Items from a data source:
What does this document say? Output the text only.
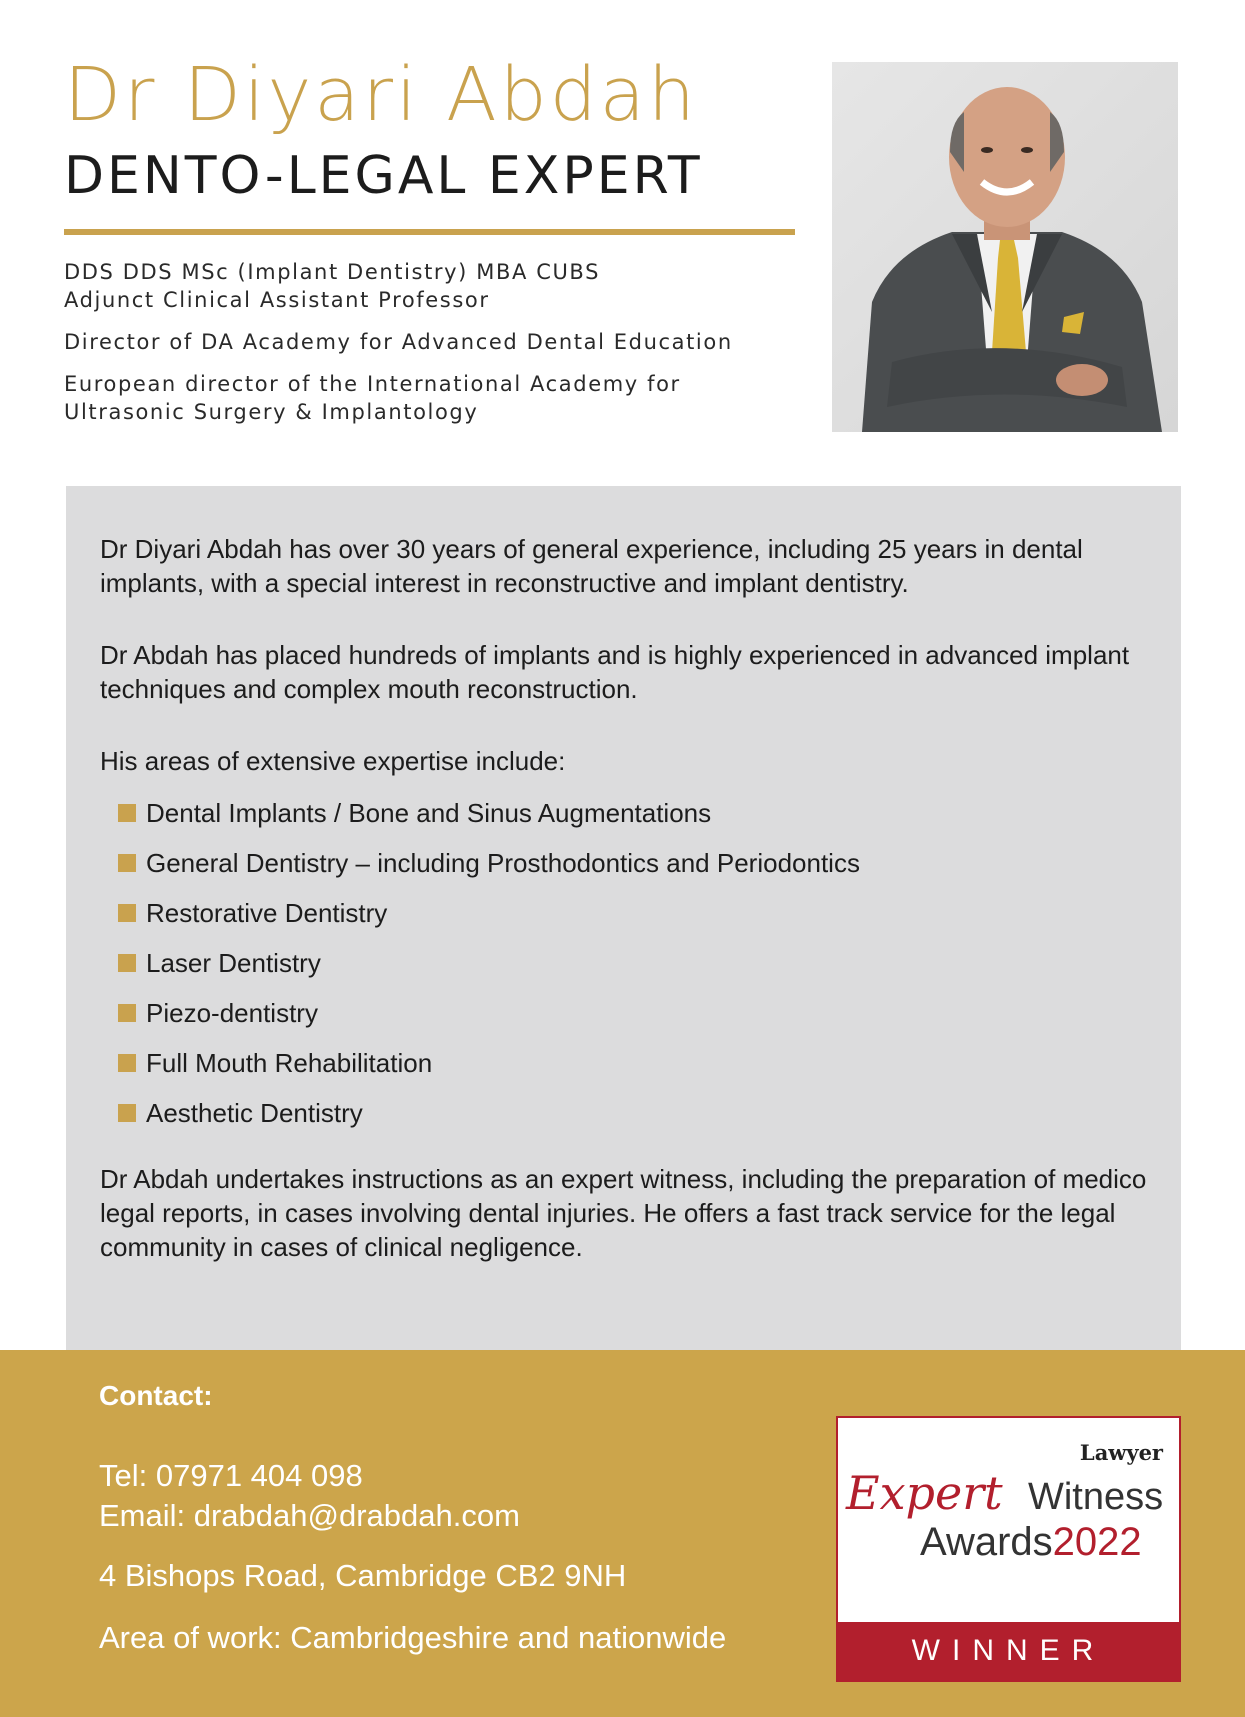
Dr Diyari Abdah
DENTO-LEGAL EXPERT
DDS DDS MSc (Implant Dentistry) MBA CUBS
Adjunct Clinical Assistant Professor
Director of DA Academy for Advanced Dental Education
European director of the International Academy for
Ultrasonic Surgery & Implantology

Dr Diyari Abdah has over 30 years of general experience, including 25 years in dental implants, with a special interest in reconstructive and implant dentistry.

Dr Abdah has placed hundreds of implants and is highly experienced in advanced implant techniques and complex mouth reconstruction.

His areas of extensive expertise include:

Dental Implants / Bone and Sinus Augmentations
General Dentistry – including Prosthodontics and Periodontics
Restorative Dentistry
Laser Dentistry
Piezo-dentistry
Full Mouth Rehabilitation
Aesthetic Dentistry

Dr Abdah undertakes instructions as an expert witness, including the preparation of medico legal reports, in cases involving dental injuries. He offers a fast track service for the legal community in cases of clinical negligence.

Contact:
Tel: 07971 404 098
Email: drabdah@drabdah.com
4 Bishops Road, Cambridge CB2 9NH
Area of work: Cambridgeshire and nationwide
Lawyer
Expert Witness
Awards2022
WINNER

(Task goal): Skip the images and write out the rest of the listing exactly.

(Response to the exercise):
What does this document say? Output the text only.
Dr Diyari Abdah
DENTO-LEGAL EXPERT
DDS DDS MSc (Implant Dentistry) MBA CUBS
Adjunct Clinical Assistant Professor
Director of DA Academy for Advanced Dental Education
European director of the International Academy for
Ultrasonic Surgery & Implantology

Dr Diyari Abdah has over 30 years of general experience, including 25 years in dental implants, with a special interest in reconstructive and implant dentistry.

Dr Abdah has placed hundreds of implants and is highly experienced in advanced implant techniques and complex mouth reconstruction.

His areas of extensive expertise include:

Dental Implants / Bone and Sinus Augmentations
General Dentistry – including Prosthodontics and Periodontics
Restorative Dentistry
Laser Dentistry
Piezo-dentistry
Full Mouth Rehabilitation
Aesthetic Dentistry

Dr Abdah undertakes instructions as an expert witness, including the preparation of medico legal reports, in cases involving dental injuries. He offers a fast track service for the legal community in cases of clinical negligence.

Contact:
Tel: 07971 404 098
Email: drabdah@drabdah.com
4 Bishops Road, Cambridge CB2 9NH
Area of work: Cambridgeshire and nationwide
Lawyer
Expert Witness
Awards2022
WINNER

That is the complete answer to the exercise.